**Task statement**
Make an exact copy of the records, with the pictures left out.

**Data excerpts**
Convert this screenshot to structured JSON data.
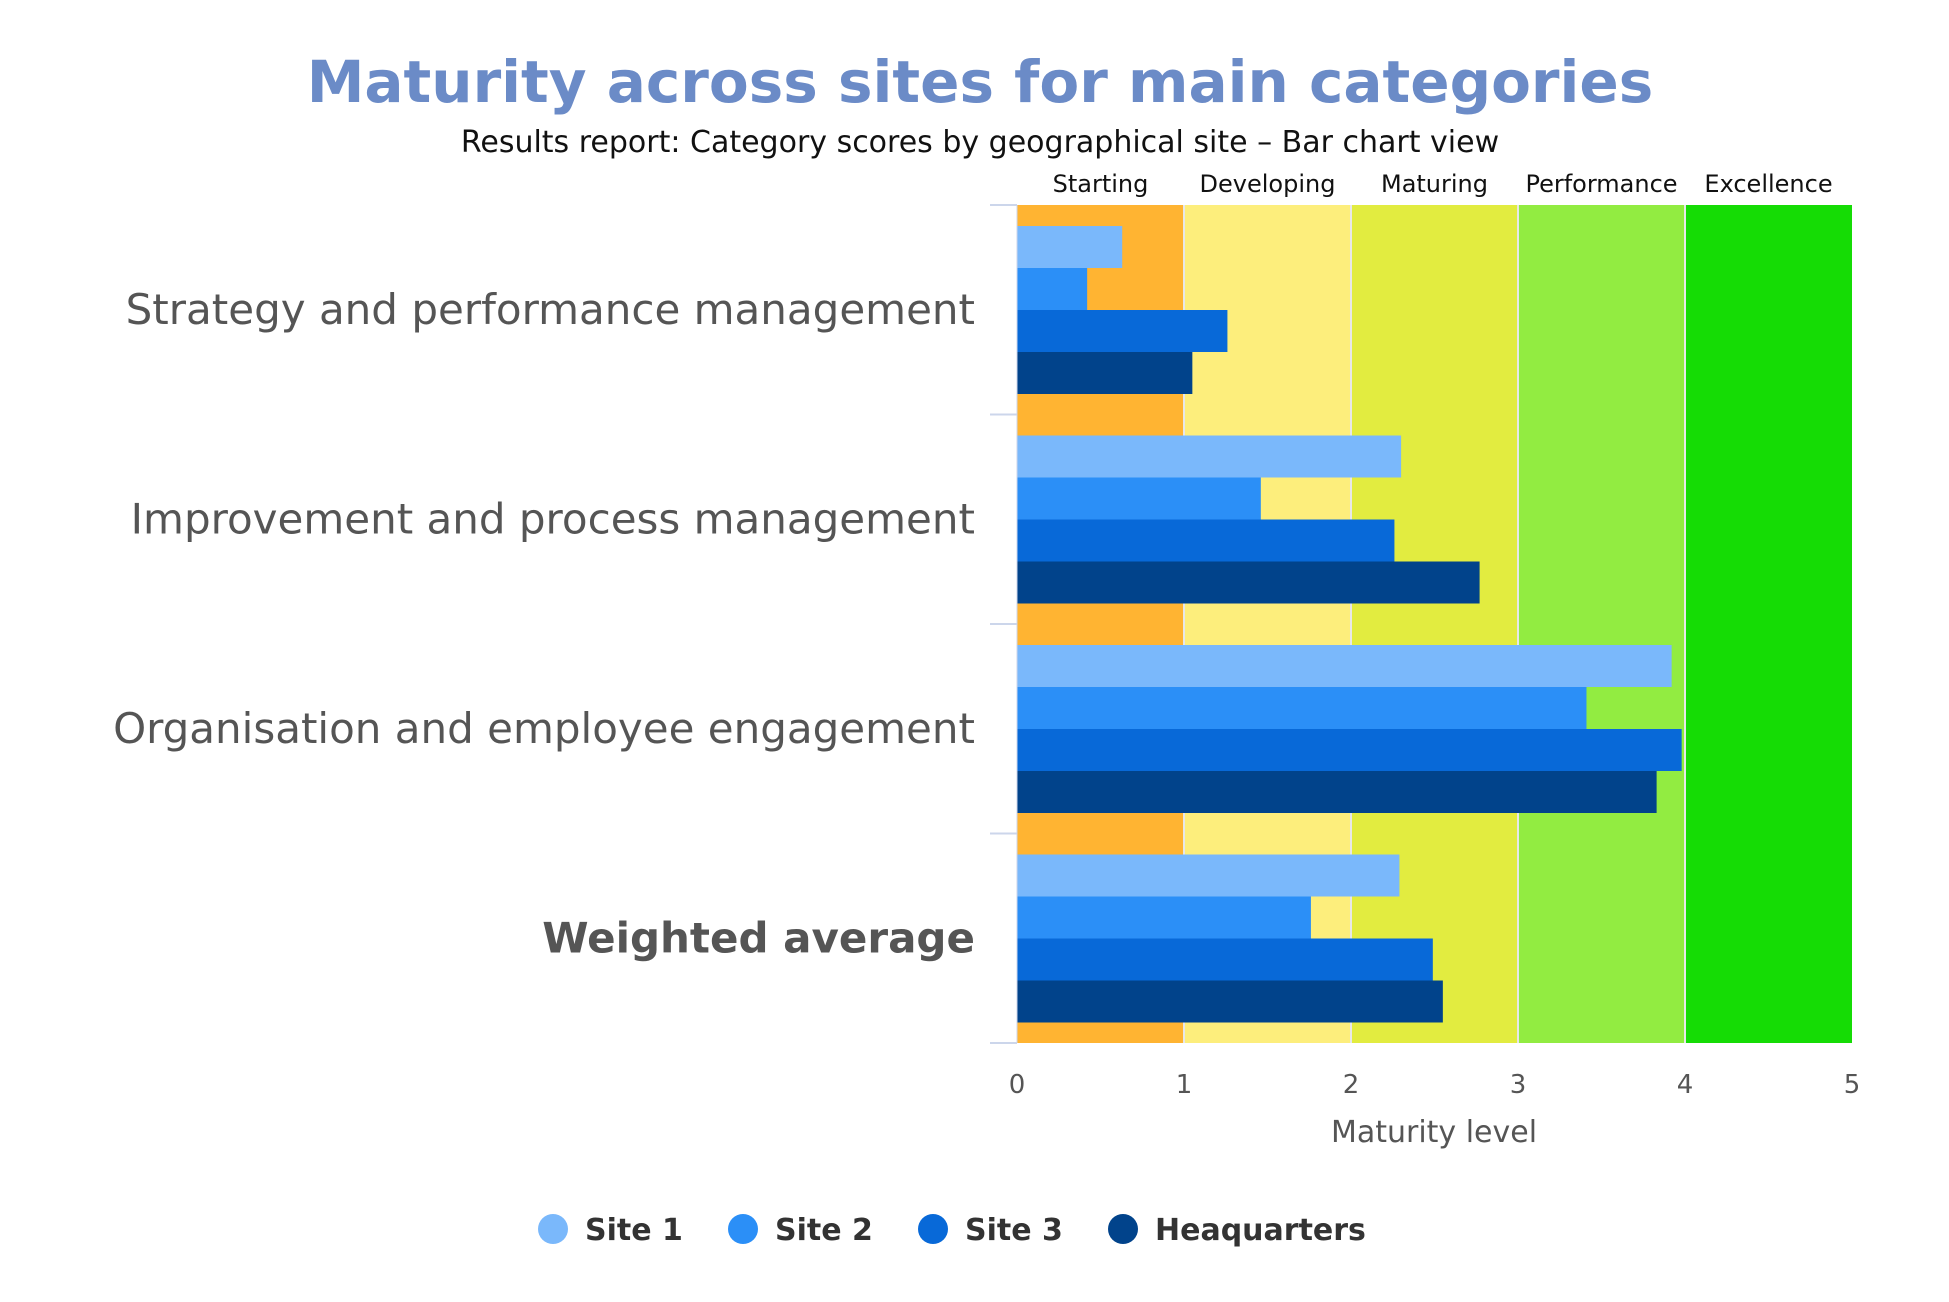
{
  "chart_data": {
    "type": "bar",
    "orientation": "horizontal",
    "title": "Maturity across sites for main categories",
    "subtitle": "Results report: Category scores by geographical site – Bar chart view",
    "xlabel": "Maturity level",
    "ylabel": "",
    "xlim": [
      0,
      5
    ],
    "x_ticks": [
      "0",
      "1",
      "2",
      "3",
      "4",
      "5"
    ],
    "categories": [
      "Strategy and performance management",
      "Improvement and process management",
      "Organisation and employee engagement",
      "Weighted average"
    ],
    "categories_bold": [
      false,
      false,
      false,
      true
    ],
    "series": [
      {
        "name": "Site 1",
        "color": "#7ab8fb",
        "values": [
          0.63,
          2.3,
          3.92,
          2.29
        ]
      },
      {
        "name": "Site 2",
        "color": "#2b8ff7",
        "values": [
          0.42,
          1.46,
          3.41,
          1.76
        ]
      },
      {
        "name": "Site 3",
        "color": "#0869d8",
        "values": [
          1.26,
          2.26,
          3.98,
          2.49
        ]
      },
      {
        "name": "Heaquarters",
        "color": "#01438b",
        "values": [
          1.05,
          2.77,
          3.83,
          2.55
        ]
      }
    ],
    "bands": [
      {
        "label": "Starting",
        "from": 0,
        "to": 1,
        "color": "#ffb432"
      },
      {
        "label": "Developing",
        "from": 1,
        "to": 2,
        "color": "#fdee7c"
      },
      {
        "label": "Maturing",
        "from": 2,
        "to": 3,
        "color": "#e2ec40"
      },
      {
        "label": "Performance",
        "from": 3,
        "to": 4,
        "color": "#92ec41"
      },
      {
        "label": "Excellence",
        "from": 4,
        "to": 5,
        "color": "#15dc05"
      }
    ],
    "legend_position": "bottom",
    "grid": false
  },
  "colors": {
    "title": "#6b8bc7",
    "subtitle": "#111111",
    "category_label": "#555555",
    "tick_label": "#555555",
    "band_label": "#111111",
    "legend_text": "#333333"
  }
}
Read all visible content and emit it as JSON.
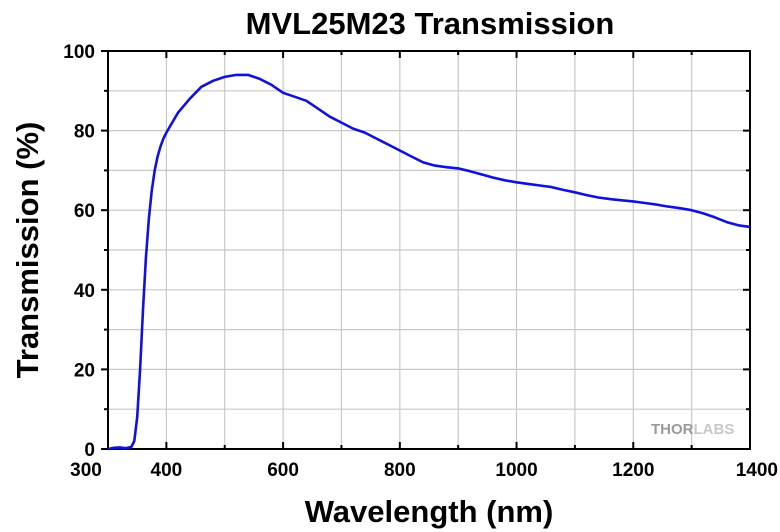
{
  "chart_data": {
    "type": "line",
    "title": "MVL25M23 Transmission",
    "xlabel": "Wavelength (nm)",
    "ylabel": "Transmission (%)",
    "xlim": [
      300,
      1400
    ],
    "ylim": [
      0,
      100
    ],
    "x_ticks": [
      300,
      400,
      600,
      800,
      1000,
      1200,
      1400
    ],
    "y_ticks": [
      0,
      20,
      40,
      60,
      80,
      100
    ],
    "grid": true,
    "legend": "none",
    "series": [
      {
        "color": "#1111dd",
        "x": [
          300,
          310,
          320,
          330,
          340,
          345,
          350,
          355,
          360,
          365,
          370,
          375,
          380,
          385,
          390,
          395,
          400,
          410,
          420,
          440,
          460,
          480,
          500,
          520,
          540,
          560,
          580,
          600,
          620,
          640,
          660,
          680,
          700,
          720,
          740,
          760,
          780,
          800,
          820,
          840,
          860,
          880,
          900,
          920,
          940,
          960,
          980,
          1000,
          1020,
          1040,
          1060,
          1080,
          1100,
          1120,
          1140,
          1160,
          1180,
          1200,
          1220,
          1240,
          1260,
          1280,
          1300,
          1320,
          1340,
          1360,
          1380,
          1400
        ],
        "y": [
          0,
          0.3,
          0.4,
          0.2,
          0.5,
          2,
          8,
          20,
          35,
          48,
          58,
          65,
          70,
          73.5,
          76,
          78,
          79.5,
          82,
          84.5,
          88,
          91,
          92.5,
          93.5,
          94,
          94,
          93,
          91.5,
          89.5,
          88.5,
          87.5,
          85.5,
          83.5,
          82,
          80.5,
          79.5,
          78,
          76.5,
          75,
          73.5,
          72,
          71.2,
          70.8,
          70.5,
          69.8,
          69,
          68.2,
          67.5,
          67,
          66.6,
          66.2,
          65.8,
          65.1,
          64.5,
          63.8,
          63.2,
          62.8,
          62.5,
          62.2,
          61.8,
          61.4,
          60.9,
          60.5,
          60,
          59.2,
          58.2,
          57,
          56.2,
          55.8
        ]
      }
    ]
  },
  "logo": {
    "text_dark": "THOR",
    "text_light": "LABS"
  }
}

**Full response**
Convert this screenshot to structured JSON data.
{
  "chart_data": {
    "type": "bar",
    "orientation": "horizontal",
    "title": "Maturity across sites for main categories",
    "subtitle": "Results report: Category scores by geographical site – Bar chart view",
    "xlabel": "Maturity level",
    "ylabel": "",
    "xlim": [
      0,
      5
    ],
    "x_ticks": [
      "0",
      "1",
      "2",
      "3",
      "4",
      "5"
    ],
    "categories": [
      "Strategy and performance management",
      "Improvement and process management",
      "Organisation and employee engagement",
      "Weighted average"
    ],
    "categories_bold": [
      false,
      false,
      false,
      true
    ],
    "series": [
      {
        "name": "Site 1",
        "color": "#7ab8fb",
        "values": [
          0.63,
          2.3,
          3.92,
          2.29
        ]
      },
      {
        "name": "Site 2",
        "color": "#2b8ff7",
        "values": [
          0.42,
          1.46,
          3.41,
          1.76
        ]
      },
      {
        "name": "Site 3",
        "color": "#0869d8",
        "values": [
          1.26,
          2.26,
          3.98,
          2.49
        ]
      },
      {
        "name": "Heaquarters",
        "color": "#01438b",
        "values": [
          1.05,
          2.77,
          3.83,
          2.55
        ]
      }
    ],
    "bands": [
      {
        "label": "Starting",
        "from": 0,
        "to": 1,
        "color": "#ffb432"
      },
      {
        "label": "Developing",
        "from": 1,
        "to": 2,
        "color": "#fdee7c"
      },
      {
        "label": "Maturing",
        "from": 2,
        "to": 3,
        "color": "#e2ec40"
      },
      {
        "label": "Performance",
        "from": 3,
        "to": 4,
        "color": "#92ec41"
      },
      {
        "label": "Excellence",
        "from": 4,
        "to": 5,
        "color": "#15dc05"
      }
    ],
    "legend_position": "bottom",
    "grid": false
  },
  "colors": {
    "title": "#6b8bc7",
    "subtitle": "#111111",
    "category_label": "#555555",
    "tick_label": "#555555",
    "band_label": "#111111",
    "legend_text": "#333333"
  }
}
Read all visible content and emit it as JSON.
{
  "chart_data": {
    "type": "line",
    "title": "MVL25M23 Transmission",
    "xlabel": "Wavelength (nm)",
    "ylabel": "Transmission (%)",
    "xlim": [
      300,
      1400
    ],
    "ylim": [
      0,
      100
    ],
    "x_ticks": [
      300,
      400,
      600,
      800,
      1000,
      1200,
      1400
    ],
    "y_ticks": [
      0,
      20,
      40,
      60,
      80,
      100
    ],
    "grid": true,
    "legend": "none",
    "series": [
      {
        "color": "#1111dd",
        "x": [
          300,
          310,
          320,
          330,
          340,
          345,
          350,
          355,
          360,
          365,
          370,
          375,
          380,
          385,
          390,
          395,
          400,
          410,
          420,
          440,
          460,
          480,
          500,
          520,
          540,
          560,
          580,
          600,
          620,
          640,
          660,
          680,
          700,
          720,
          740,
          760,
          780,
          800,
          820,
          840,
          860,
          880,
          900,
          920,
          940,
          960,
          980,
          1000,
          1020,
          1040,
          1060,
          1080,
          1100,
          1120,
          1140,
          1160,
          1180,
          1200,
          1220,
          1240,
          1260,
          1280,
          1300,
          1320,
          1340,
          1360,
          1380,
          1400
        ],
        "y": [
          0,
          0.3,
          0.4,
          0.2,
          0.5,
          2,
          8,
          20,
          35,
          48,
          58,
          65,
          70,
          73.5,
          76,
          78,
          79.5,
          82,
          84.5,
          88,
          91,
          92.5,
          93.5,
          94,
          94,
          93,
          91.5,
          89.5,
          88.5,
          87.5,
          85.5,
          83.5,
          82,
          80.5,
          79.5,
          78,
          76.5,
          75,
          73.5,
          72,
          71.2,
          70.8,
          70.5,
          69.8,
          69,
          68.2,
          67.5,
          67,
          66.6,
          66.2,
          65.8,
          65.1,
          64.5,
          63.8,
          63.2,
          62.8,
          62.5,
          62.2,
          61.8,
          61.4,
          60.9,
          60.5,
          60,
          59.2,
          58.2,
          57,
          56.2,
          55.8
        ]
      }
    ]
  },
  "logo": {
    "text_dark": "THOR",
    "text_light": "LABS"
  }
}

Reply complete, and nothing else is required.